*THE RECORDS*
● ● ● ● ● ● ●
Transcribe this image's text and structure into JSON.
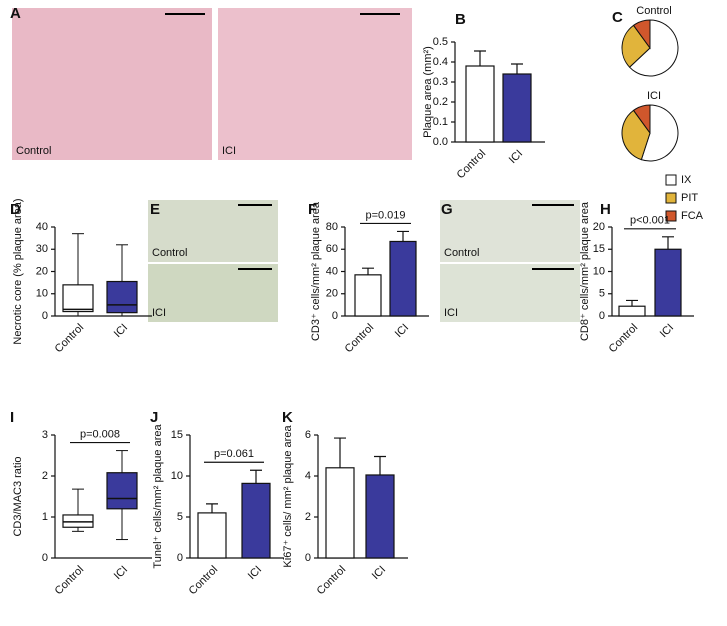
{
  "images": [
    {
      "panel": "A",
      "labels": [
        "Control",
        "ICI"
      ]
    },
    {
      "panel": "E",
      "labels": [
        "Control",
        "ICI"
      ]
    },
    {
      "panel": "G",
      "labels": [
        "Control",
        "ICI"
      ]
    }
  ],
  "chart_data": [
    {
      "type": "bar",
      "label": "B",
      "y_label": "Plaque area (mm²)",
      "categories": [
        "Control",
        "ICI"
      ],
      "values": [
        0.38,
        0.34
      ],
      "errors": [
        0.075,
        0.05
      ],
      "colors": [
        "#ffffff",
        "#3a3a9c"
      ],
      "ylim": [
        0,
        0.5
      ],
      "yticks": [
        {
          "value": 0,
          "label": "0.0"
        },
        0.1,
        0.2,
        0.3,
        0.4,
        0.5
      ]
    },
    {
      "type": "pie",
      "label": "C",
      "categories": [
        "IX",
        "PIT",
        "FCA"
      ],
      "colors": [
        "#ffffff",
        "#e1b43b",
        "#d0572c"
      ],
      "series": [
        {
          "name": "Control",
          "values": [
            63,
            27,
            10
          ]
        },
        {
          "name": "ICI",
          "values": [
            55,
            35,
            10
          ]
        }
      ]
    },
    {
      "type": "box",
      "label": "D",
      "y_label": "Necrotic core (% plaque area)",
      "categories": [
        "Control",
        "ICI"
      ],
      "boxes": [
        {
          "min": 0,
          "q1": 2,
          "median": 3,
          "q3": 14,
          "max": 37
        },
        {
          "min": 0,
          "q1": 1.5,
          "median": 5,
          "q3": 15.5,
          "max": 32
        }
      ],
      "colors": [
        "#ffffff",
        "#3a3a9c"
      ],
      "ylim": [
        0,
        40
      ],
      "yticks": [
        0,
        10,
        20,
        30,
        40
      ]
    },
    {
      "type": "bar",
      "label": "F",
      "y_label": "CD3⁺ cells/mm² plaque area",
      "categories": [
        "Control",
        "ICI"
      ],
      "values": [
        37,
        67
      ],
      "errors": [
        6,
        9
      ],
      "colors": [
        "#ffffff",
        "#3a3a9c"
      ],
      "annotation": "p=0.019",
      "ylim": [
        0,
        80
      ],
      "yticks": [
        0,
        20,
        40,
        60,
        80
      ]
    },
    {
      "type": "bar",
      "label": "H",
      "y_label": "CD8⁺ cells/mm² plaque area",
      "categories": [
        "Control",
        "ICI"
      ],
      "values": [
        2.2,
        15
      ],
      "errors": [
        1.3,
        2.8
      ],
      "colors": [
        "#ffffff",
        "#3a3a9c"
      ],
      "annotation": "p<0.001",
      "ylim": [
        0,
        20
      ],
      "yticks": [
        0,
        5,
        10,
        15,
        20
      ]
    },
    {
      "type": "box",
      "label": "I",
      "y_label": "CD3/MAC3 ratio",
      "categories": [
        "Control",
        "ICI"
      ],
      "boxes": [
        {
          "min": 0.65,
          "q1": 0.75,
          "median": 0.88,
          "q3": 1.05,
          "max": 1.68
        },
        {
          "min": 0.45,
          "q1": 1.2,
          "median": 1.45,
          "q3": 2.08,
          "max": 2.62
        }
      ],
      "colors": [
        "#ffffff",
        "#3a3a9c"
      ],
      "annotation": "p=0.008",
      "ylim": [
        0,
        3
      ],
      "yticks": [
        0,
        1,
        2,
        3
      ]
    },
    {
      "type": "bar",
      "label": "J",
      "y_label": "Tunel⁺ cells/mm² plaque area",
      "categories": [
        "Control",
        "ICI"
      ],
      "values": [
        5.5,
        9.1
      ],
      "errors": [
        1.1,
        1.6
      ],
      "colors": [
        "#ffffff",
        "#3a3a9c"
      ],
      "annotation": "p=0.061",
      "ylim": [
        0,
        15
      ],
      "yticks": [
        0,
        5,
        10,
        15
      ]
    },
    {
      "type": "bar",
      "label": "K",
      "y_label": "Ki67⁺ cells/ mm² plaque area",
      "categories": [
        "Control",
        "ICI"
      ],
      "values": [
        4.4,
        4.05
      ],
      "errors": [
        1.45,
        0.9
      ],
      "colors": [
        "#ffffff",
        "#3a3a9c"
      ],
      "ylim": [
        0,
        6
      ],
      "yticks": [
        0,
        2,
        4,
        6
      ]
    }
  ]
}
● ● ● ● ● ● ●
*PROBLEM DESCRIPTION*
Return every line of the records exactly as given, pictures excluded.

*THE COMPLETED TASK*
Transcribe this image's text and structure into JSON.
{
  "images": [
    {
      "panel": "A",
      "labels": [
        "Control",
        "ICI"
      ]
    },
    {
      "panel": "E",
      "labels": [
        "Control",
        "ICI"
      ]
    },
    {
      "panel": "G",
      "labels": [
        "Control",
        "ICI"
      ]
    }
  ],
  "chart_data": [
    {
      "type": "bar",
      "label": "B",
      "y_label": "Plaque area (mm²)",
      "categories": [
        "Control",
        "ICI"
      ],
      "values": [
        0.38,
        0.34
      ],
      "errors": [
        0.075,
        0.05
      ],
      "colors": [
        "#ffffff",
        "#3a3a9c"
      ],
      "ylim": [
        0,
        0.5
      ],
      "yticks": [
        {
          "value": 0,
          "label": "0.0"
        },
        0.1,
        0.2,
        0.3,
        0.4,
        0.5
      ]
    },
    {
      "type": "pie",
      "label": "C",
      "categories": [
        "IX",
        "PIT",
        "FCA"
      ],
      "colors": [
        "#ffffff",
        "#e1b43b",
        "#d0572c"
      ],
      "series": [
        {
          "name": "Control",
          "values": [
            63,
            27,
            10
          ]
        },
        {
          "name": "ICI",
          "values": [
            55,
            35,
            10
          ]
        }
      ]
    },
    {
      "type": "box",
      "label": "D",
      "y_label": "Necrotic core (% plaque area)",
      "categories": [
        "Control",
        "ICI"
      ],
      "boxes": [
        {
          "min": 0,
          "q1": 2,
          "median": 3,
          "q3": 14,
          "max": 37
        },
        {
          "min": 0,
          "q1": 1.5,
          "median": 5,
          "q3": 15.5,
          "max": 32
        }
      ],
      "colors": [
        "#ffffff",
        "#3a3a9c"
      ],
      "ylim": [
        0,
        40
      ],
      "yticks": [
        0,
        10,
        20,
        30,
        40
      ]
    },
    {
      "type": "bar",
      "label": "F",
      "y_label": "CD3⁺ cells/mm² plaque area",
      "categories": [
        "Control",
        "ICI"
      ],
      "values": [
        37,
        67
      ],
      "errors": [
        6,
        9
      ],
      "colors": [
        "#ffffff",
        "#3a3a9c"
      ],
      "annotation": "p=0.019",
      "ylim": [
        0,
        80
      ],
      "yticks": [
        0,
        20,
        40,
        60,
        80
      ]
    },
    {
      "type": "bar",
      "label": "H",
      "y_label": "CD8⁺ cells/mm² plaque area",
      "categories": [
        "Control",
        "ICI"
      ],
      "values": [
        2.2,
        15
      ],
      "errors": [
        1.3,
        2.8
      ],
      "colors": [
        "#ffffff",
        "#3a3a9c"
      ],
      "annotation": "p<0.001",
      "ylim": [
        0,
        20
      ],
      "yticks": [
        0,
        5,
        10,
        15,
        20
      ]
    },
    {
      "type": "box",
      "label": "I",
      "y_label": "CD3/MAC3 ratio",
      "categories": [
        "Control",
        "ICI"
      ],
      "boxes": [
        {
          "min": 0.65,
          "q1": 0.75,
          "median": 0.88,
          "q3": 1.05,
          "max": 1.68
        },
        {
          "min": 0.45,
          "q1": 1.2,
          "median": 1.45,
          "q3": 2.08,
          "max": 2.62
        }
      ],
      "colors": [
        "#ffffff",
        "#3a3a9c"
      ],
      "annotation": "p=0.008",
      "ylim": [
        0,
        3
      ],
      "yticks": [
        0,
        1,
        2,
        3
      ]
    },
    {
      "type": "bar",
      "label": "J",
      "y_label": "Tunel⁺ cells/mm² plaque area",
      "categories": [
        "Control",
        "ICI"
      ],
      "values": [
        5.5,
        9.1
      ],
      "errors": [
        1.1,
        1.6
      ],
      "colors": [
        "#ffffff",
        "#3a3a9c"
      ],
      "annotation": "p=0.061",
      "ylim": [
        0,
        15
      ],
      "yticks": [
        0,
        5,
        10,
        15
      ]
    },
    {
      "type": "bar",
      "label": "K",
      "y_label": "Ki67⁺ cells/ mm² plaque area",
      "categories": [
        "Control",
        "ICI"
      ],
      "values": [
        4.4,
        4.05
      ],
      "errors": [
        1.45,
        0.9
      ],
      "colors": [
        "#ffffff",
        "#3a3a9c"
      ],
      "ylim": [
        0,
        6
      ],
      "yticks": [
        0,
        2,
        4,
        6
      ]
    }
  ]
}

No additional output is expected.